> [Aim] Reproduce every entry in the listing without alteration.
━━━ Data lines ━━━
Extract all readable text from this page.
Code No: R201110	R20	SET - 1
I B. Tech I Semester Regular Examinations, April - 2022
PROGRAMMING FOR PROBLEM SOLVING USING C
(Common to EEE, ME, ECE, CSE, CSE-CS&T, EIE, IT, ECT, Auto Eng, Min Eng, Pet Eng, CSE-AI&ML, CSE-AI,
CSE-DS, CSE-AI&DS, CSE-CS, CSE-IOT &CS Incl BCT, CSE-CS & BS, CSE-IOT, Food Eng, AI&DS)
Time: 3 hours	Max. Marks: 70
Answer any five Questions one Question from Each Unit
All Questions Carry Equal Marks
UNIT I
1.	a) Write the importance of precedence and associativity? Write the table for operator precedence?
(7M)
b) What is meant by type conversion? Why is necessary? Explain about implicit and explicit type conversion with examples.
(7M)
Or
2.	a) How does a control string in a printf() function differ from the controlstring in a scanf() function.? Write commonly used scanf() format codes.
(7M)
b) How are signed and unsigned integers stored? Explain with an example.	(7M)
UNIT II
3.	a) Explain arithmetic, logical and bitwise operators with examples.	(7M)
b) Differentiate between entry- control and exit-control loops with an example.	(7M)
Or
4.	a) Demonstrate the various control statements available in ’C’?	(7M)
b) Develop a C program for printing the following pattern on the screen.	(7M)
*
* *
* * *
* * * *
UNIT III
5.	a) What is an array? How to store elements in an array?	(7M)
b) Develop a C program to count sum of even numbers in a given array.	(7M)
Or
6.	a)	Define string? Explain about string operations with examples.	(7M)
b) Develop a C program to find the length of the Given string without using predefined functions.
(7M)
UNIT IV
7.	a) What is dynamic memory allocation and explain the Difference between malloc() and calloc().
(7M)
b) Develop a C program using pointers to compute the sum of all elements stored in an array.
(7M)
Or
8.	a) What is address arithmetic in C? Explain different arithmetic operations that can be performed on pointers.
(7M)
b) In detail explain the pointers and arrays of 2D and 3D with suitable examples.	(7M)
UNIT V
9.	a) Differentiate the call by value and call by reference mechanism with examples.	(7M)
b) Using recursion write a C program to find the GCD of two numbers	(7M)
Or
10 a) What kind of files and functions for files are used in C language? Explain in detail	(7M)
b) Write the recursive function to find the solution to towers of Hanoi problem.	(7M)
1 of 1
━━━
> [Solution for this problem]
Extract all readable text from this page.
Code No: R201110	R20	SET - 1
I B. Tech I Semester Regular Examinations, April - 2022
PROGRAMMING FOR PROBLEM SOLVING USING C
(Common to EEE, ME, ECE, CSE, CSE-CS&T, EIE, IT, ECT, Auto Eng, Min Eng, Pet Eng, CSE-AI&ML, CSE-AI,
CSE-DS, CSE-AI&DS, CSE-CS, CSE-IOT &CS Incl BCT, CSE-CS & BS, CSE-IOT, Food Eng, AI&DS)
Time: 3 hours	Max. Marks: 70
Answer any five Questions one Question from Each Unit
All Questions Carry Equal Marks
UNIT I
1.	a) Write the importance of precedence and associativity? Write the table for operator precedence?
(7M)
b) What is meant by type conversion? Why is necessary? Explain about implicit and explicit type conversion with examples.
(7M)
Or
2.	a) How does a control string in a printf() function differ from the controlstring in a scanf() function.? Write commonly used scanf() format codes.
(7M)
b) How are signed and unsigned integers stored? Explain with an example.	(7M)
UNIT II
3.	a) Explain arithmetic, logical and bitwise operators with examples.	(7M)
b) Differentiate between entry- control and exit-control loops with an example.	(7M)
Or
4.	a) Demonstrate the various control statements available in ’C’?	(7M)
b) Develop a C program for printing the following pattern on the screen.	(7M)
*
* *
* * *
* * * *
UNIT III
5.	a) What is an array? How to store elements in an array?	(7M)
b) Develop a C program to count sum of even numbers in a given array.	(7M)
Or
6.	a)	Define string? Explain about string operations with examples.	(7M)
b) Develop a C program to find the length of the Given string without using predefined functions.
(7M)
UNIT IV
7.	a) What is dynamic memory allocation and explain the Difference between malloc() and calloc().
(7M)
b) Develop a C program using pointers to compute the sum of all elements stored in an array.
(7M)
Or
8.	a) What is address arithmetic in C? Explain different arithmetic operations that can be performed on pointers.
(7M)
b) In detail explain the pointers and arrays of 2D and 3D with suitable examples.	(7M)
UNIT V
9.	a) Differentiate the call by value and call by reference mechanism with examples.	(7M)
b) Using recursion write a C program to find the GCD of two numbers	(7M)
Or
10 a) What kind of files and functions for files are used in C language? Explain in detail	(7M)
b) Write the recursive function to find the solution to towers of Hanoi problem.	(7M)
1 of 1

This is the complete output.